[PROBLEM DETAILS] Using the records below, report how many lines hold "color", with no extra text.

+ + + + + + +

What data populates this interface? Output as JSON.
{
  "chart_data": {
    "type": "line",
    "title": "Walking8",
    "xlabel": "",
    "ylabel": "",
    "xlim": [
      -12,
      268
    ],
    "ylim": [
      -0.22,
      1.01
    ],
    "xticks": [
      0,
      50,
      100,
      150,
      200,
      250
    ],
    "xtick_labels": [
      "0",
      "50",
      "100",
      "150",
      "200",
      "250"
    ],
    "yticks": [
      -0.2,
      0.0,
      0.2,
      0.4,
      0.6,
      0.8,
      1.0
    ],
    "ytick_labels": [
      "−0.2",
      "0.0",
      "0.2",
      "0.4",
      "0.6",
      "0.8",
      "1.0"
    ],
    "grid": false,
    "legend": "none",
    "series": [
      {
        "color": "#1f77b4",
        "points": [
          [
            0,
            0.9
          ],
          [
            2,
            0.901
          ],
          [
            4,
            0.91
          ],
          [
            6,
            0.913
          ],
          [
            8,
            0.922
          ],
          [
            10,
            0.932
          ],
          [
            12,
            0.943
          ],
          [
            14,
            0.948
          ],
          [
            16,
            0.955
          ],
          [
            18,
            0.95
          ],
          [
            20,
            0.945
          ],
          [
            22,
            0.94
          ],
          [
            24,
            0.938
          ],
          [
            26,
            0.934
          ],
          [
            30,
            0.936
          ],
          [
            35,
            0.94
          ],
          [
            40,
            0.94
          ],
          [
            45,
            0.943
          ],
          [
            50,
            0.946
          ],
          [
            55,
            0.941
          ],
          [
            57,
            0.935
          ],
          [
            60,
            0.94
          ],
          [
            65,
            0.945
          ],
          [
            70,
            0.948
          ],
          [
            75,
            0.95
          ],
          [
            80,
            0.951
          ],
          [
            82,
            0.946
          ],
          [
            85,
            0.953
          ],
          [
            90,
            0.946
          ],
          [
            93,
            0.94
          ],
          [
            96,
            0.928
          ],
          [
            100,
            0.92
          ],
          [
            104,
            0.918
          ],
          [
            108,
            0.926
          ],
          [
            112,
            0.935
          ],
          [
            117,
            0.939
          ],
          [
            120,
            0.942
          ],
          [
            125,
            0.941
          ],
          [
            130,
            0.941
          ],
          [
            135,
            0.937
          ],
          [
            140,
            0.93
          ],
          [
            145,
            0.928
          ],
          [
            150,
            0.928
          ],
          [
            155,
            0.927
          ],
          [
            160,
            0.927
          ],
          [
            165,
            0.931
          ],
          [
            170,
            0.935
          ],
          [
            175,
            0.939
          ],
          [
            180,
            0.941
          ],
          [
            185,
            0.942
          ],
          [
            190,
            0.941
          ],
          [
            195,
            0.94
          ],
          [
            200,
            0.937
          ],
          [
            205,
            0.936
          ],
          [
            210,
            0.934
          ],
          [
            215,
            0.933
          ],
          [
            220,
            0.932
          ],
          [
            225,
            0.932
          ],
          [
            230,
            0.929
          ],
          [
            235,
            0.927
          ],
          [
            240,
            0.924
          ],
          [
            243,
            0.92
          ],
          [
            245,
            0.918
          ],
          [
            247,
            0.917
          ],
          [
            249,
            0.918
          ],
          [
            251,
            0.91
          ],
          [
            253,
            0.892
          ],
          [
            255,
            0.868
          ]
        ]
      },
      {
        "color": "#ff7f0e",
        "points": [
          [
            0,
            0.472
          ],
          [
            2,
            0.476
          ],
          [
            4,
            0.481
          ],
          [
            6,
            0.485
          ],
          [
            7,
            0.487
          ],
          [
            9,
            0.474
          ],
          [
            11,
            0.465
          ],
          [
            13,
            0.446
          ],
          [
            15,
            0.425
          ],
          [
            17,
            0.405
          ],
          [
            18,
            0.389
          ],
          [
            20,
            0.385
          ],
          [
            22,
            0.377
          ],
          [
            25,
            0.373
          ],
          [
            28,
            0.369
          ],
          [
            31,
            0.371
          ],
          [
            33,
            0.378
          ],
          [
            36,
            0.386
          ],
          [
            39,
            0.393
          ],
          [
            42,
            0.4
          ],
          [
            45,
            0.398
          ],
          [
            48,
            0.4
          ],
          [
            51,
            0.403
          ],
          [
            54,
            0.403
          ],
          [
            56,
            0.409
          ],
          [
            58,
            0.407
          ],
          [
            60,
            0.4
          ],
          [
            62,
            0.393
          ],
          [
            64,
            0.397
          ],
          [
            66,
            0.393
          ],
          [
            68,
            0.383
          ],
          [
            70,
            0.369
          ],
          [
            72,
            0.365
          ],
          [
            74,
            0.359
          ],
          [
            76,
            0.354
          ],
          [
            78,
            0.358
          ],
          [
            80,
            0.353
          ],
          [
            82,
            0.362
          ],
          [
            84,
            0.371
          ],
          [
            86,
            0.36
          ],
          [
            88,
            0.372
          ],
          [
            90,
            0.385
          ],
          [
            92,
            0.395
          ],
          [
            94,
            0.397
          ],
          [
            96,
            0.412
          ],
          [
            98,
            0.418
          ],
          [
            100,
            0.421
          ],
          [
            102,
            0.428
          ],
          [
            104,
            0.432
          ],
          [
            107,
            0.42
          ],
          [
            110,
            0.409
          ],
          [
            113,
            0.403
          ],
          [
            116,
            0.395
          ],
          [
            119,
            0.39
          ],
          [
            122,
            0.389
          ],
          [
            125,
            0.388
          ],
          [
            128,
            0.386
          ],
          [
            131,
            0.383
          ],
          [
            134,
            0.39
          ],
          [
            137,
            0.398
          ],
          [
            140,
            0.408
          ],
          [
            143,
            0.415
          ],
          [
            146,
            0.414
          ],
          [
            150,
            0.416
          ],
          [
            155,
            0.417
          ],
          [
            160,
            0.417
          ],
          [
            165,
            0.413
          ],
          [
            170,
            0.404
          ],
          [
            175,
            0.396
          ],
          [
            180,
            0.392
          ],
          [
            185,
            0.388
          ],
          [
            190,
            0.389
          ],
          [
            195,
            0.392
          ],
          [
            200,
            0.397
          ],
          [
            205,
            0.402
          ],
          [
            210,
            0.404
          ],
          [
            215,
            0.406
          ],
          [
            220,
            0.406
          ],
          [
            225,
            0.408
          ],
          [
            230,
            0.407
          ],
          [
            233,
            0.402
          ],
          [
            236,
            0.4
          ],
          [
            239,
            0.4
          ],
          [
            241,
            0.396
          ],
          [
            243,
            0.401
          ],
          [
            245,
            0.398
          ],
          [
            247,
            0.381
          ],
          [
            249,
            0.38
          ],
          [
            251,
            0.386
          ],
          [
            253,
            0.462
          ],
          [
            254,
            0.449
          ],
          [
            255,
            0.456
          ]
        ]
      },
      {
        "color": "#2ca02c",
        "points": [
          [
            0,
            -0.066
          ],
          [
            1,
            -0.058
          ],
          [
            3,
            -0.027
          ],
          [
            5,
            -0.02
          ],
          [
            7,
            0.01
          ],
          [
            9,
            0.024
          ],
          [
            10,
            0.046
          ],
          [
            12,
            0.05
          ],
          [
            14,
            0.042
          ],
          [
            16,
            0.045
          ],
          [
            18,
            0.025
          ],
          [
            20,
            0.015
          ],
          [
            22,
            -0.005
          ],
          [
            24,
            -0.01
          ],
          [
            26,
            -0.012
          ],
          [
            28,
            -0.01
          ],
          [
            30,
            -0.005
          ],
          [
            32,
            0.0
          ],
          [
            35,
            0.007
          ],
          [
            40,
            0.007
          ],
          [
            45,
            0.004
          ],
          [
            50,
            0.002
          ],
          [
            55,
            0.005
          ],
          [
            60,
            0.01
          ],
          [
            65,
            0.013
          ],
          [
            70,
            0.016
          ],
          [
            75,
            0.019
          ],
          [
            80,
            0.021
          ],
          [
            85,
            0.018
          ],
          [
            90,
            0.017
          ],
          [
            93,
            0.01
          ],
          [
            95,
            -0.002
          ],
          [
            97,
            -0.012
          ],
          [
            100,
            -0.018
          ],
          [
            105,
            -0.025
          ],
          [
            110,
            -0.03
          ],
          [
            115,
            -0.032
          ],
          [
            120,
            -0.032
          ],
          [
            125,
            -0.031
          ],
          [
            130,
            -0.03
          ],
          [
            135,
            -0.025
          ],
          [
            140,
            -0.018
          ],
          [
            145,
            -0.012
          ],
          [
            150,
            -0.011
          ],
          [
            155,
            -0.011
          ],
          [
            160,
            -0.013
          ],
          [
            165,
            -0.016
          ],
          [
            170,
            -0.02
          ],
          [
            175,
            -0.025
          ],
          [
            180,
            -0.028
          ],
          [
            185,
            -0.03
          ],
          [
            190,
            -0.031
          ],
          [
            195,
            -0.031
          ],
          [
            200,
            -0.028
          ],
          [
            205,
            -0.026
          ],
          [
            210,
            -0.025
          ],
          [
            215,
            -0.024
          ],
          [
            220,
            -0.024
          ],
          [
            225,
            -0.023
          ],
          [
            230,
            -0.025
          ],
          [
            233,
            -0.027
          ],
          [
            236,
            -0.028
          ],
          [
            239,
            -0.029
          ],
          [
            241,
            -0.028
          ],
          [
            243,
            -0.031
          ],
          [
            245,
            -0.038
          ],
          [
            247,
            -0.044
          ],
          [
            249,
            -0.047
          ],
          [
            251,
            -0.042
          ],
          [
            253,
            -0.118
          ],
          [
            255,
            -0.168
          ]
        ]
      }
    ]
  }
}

+ + + + + + +

[COMPLETE ANSWER] 3